**SOURCE**
● ● ●
John Carter was created over one hundred years ago by Tarzan creator Edgar Rice Burroughs, making his debut in a serialized novel published in a pulp magazine. After the success of Tarzan, John Carter found greater success with readers and Burroughs wrote a total of 11 books set in the Martian setting he created, though not always starring Carter himself. He has appeared in comics form more than a few times over they decades, beginning with a short-lived newspaper comic strip in the 1940s, a somewhat notable Marvel comics adoption in the late 1970s, and a 2010 Dark Horse mini that saw Carter team-up with Tarzan. Later that year, Dynamite got a hold of the property, and launched their own ongoing series written by “Rex Mundi” creator Arvid Nelson.
John Carter – The End #1 takes a somewhat different approach to the Carter mythos. Written by Brian Wood (DMZ) and Alex Cox (of the Comic Book Legal Defense Fund) with art by Hayden Sherman (The Few), the story opens with an aged Carter, living in solitude with wife Dejah Thoris, being summoned back to a Barsoom (or Mars as we call it) consumed with genocidal war. The news comes with a revelation that threatens to rip Carter and Dejah apart.
I hadn’t read Dynamite’s earlier Carter series, so I can only assume that this series picks up on some threads left behind by the series. However, as a new reader, it was remarkably easy to jump on board and enjoy the issue. A lot of that has to do with Wood and Cox’s decision to utilize a visual-heavy, dialogue-sparse style that keeps the exposition to a minimum in favor of action, atmosphere and character. It’s a quiet issue, but one that features a an effective sense of foreboding to communicate what the stakes are, and how personal they are for the protagonists.
And that’s a smart move, as one of the major stumbling blocks to any modern “John Carter” adaptation is the fact that so many science-fiction and fantasy classics that came after it basically lifted much of what made the stories initially so compelling. “John Carter” pretty much invented space opera, and everything that came after, from “Buck Rogers” to “Star Wars” to “Firefly” to “Saga” lifted a lot of elements from Burroughs’ tales. The influence of Carter is so widespread, in fact, that one of the reasons I think the movie failed was because audiences felt like they weren’t seeing anything new. In truth, what they were seeing was the one that started it all.
● ● ●
**THINGS TO DO**
(a) In the John Carter article, name every work listed as having lifted elements from Burroughs' tales.
(b) Gather each line of the records that contains the string "bounding", treating case as significant.
The John Carter article and the records are unrelated to each other.

**DATA FOR PROCESSING**
● ● ●
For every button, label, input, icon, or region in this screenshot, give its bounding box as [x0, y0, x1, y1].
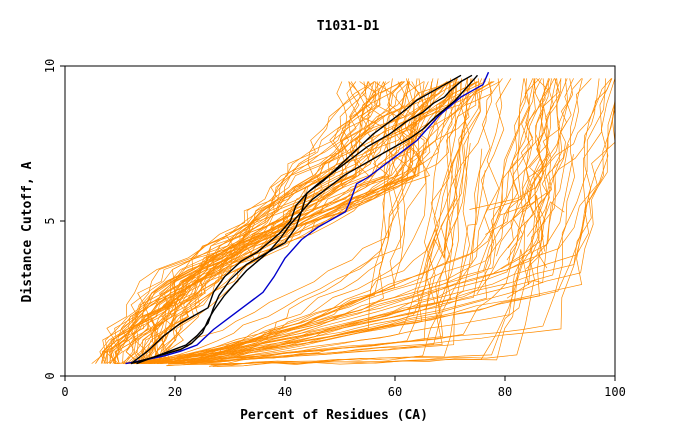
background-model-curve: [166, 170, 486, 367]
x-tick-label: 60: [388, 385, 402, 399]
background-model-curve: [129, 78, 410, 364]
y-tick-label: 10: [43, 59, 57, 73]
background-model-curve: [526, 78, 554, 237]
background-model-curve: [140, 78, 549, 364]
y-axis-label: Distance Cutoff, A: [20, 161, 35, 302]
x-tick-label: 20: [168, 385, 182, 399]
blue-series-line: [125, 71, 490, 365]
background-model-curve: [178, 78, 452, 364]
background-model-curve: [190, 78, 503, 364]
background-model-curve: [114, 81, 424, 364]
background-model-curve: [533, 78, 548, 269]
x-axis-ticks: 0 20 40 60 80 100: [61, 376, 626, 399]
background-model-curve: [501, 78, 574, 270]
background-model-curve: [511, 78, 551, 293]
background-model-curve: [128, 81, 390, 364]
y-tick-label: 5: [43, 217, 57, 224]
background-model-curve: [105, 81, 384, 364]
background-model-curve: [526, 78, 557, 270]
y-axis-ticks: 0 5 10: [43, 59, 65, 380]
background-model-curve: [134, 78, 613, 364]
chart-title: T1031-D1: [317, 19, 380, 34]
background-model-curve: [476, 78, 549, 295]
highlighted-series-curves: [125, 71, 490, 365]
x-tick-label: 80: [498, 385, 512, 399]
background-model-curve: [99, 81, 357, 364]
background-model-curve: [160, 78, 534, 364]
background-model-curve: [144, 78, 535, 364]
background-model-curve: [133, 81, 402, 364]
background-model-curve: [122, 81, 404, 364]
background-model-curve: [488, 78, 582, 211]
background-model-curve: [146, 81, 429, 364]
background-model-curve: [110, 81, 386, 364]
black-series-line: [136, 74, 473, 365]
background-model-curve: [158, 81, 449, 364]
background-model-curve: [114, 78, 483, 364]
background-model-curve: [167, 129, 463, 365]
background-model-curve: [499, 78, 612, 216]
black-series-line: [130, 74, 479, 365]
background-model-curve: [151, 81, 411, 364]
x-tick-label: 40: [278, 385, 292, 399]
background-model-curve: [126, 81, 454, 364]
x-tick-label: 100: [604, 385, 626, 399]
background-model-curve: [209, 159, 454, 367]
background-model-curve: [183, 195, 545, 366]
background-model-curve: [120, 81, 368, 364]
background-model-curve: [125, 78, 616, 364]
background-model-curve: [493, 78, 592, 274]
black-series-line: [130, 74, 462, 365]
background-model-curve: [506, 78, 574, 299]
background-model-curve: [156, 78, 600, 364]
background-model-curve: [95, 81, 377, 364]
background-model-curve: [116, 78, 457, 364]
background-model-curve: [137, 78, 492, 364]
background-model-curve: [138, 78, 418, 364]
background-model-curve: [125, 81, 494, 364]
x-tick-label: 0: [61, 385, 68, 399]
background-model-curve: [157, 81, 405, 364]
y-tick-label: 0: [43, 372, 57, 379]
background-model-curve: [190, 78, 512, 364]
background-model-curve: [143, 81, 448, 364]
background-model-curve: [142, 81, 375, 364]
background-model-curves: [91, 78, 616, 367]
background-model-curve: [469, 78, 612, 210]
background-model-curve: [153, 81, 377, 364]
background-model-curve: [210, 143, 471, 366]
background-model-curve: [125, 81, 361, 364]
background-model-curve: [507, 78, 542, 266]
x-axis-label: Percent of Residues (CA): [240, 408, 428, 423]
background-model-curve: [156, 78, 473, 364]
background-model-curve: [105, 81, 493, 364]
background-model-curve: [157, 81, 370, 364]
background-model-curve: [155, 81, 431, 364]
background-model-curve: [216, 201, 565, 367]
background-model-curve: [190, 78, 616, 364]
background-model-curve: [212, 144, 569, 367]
● ● ●
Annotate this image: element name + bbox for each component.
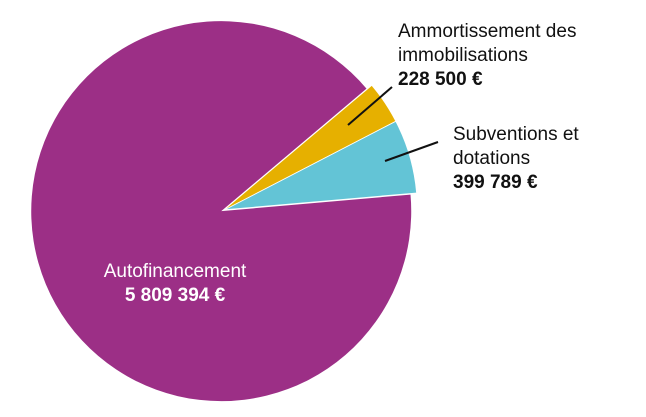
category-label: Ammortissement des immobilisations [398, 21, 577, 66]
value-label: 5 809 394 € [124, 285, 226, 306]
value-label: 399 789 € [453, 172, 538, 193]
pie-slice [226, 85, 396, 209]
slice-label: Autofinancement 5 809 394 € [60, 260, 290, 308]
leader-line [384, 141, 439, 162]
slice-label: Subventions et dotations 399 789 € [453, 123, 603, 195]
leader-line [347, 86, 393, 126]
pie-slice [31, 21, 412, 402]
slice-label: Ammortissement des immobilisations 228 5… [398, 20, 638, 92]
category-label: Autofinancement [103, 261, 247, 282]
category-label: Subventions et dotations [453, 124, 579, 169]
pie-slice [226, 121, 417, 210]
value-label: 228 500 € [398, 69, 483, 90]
● ● ●
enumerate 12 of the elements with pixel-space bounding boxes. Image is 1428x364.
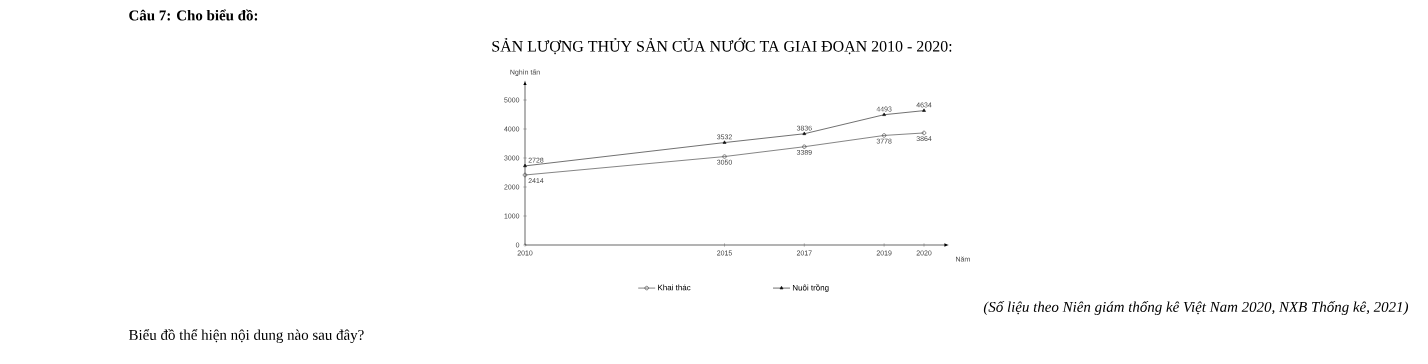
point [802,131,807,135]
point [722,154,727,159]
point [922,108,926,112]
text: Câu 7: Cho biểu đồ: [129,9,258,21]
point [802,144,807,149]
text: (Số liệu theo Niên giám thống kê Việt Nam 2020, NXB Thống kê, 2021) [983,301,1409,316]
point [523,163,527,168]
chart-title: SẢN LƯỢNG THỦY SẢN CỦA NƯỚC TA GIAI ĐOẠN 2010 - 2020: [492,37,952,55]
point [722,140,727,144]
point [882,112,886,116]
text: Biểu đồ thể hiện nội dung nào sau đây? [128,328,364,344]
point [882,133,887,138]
● ● ●
**ANSWER SET**
(a) Buck Rogers, Star Wars, Firefly, Saga

(b)
For every button, label, input, icon, or region in this screenshot, give its bounding box as [x0, y0, x1, y1].
enumerate 12 of the elements with pixel-space bounding boxes. Image is 1428x364.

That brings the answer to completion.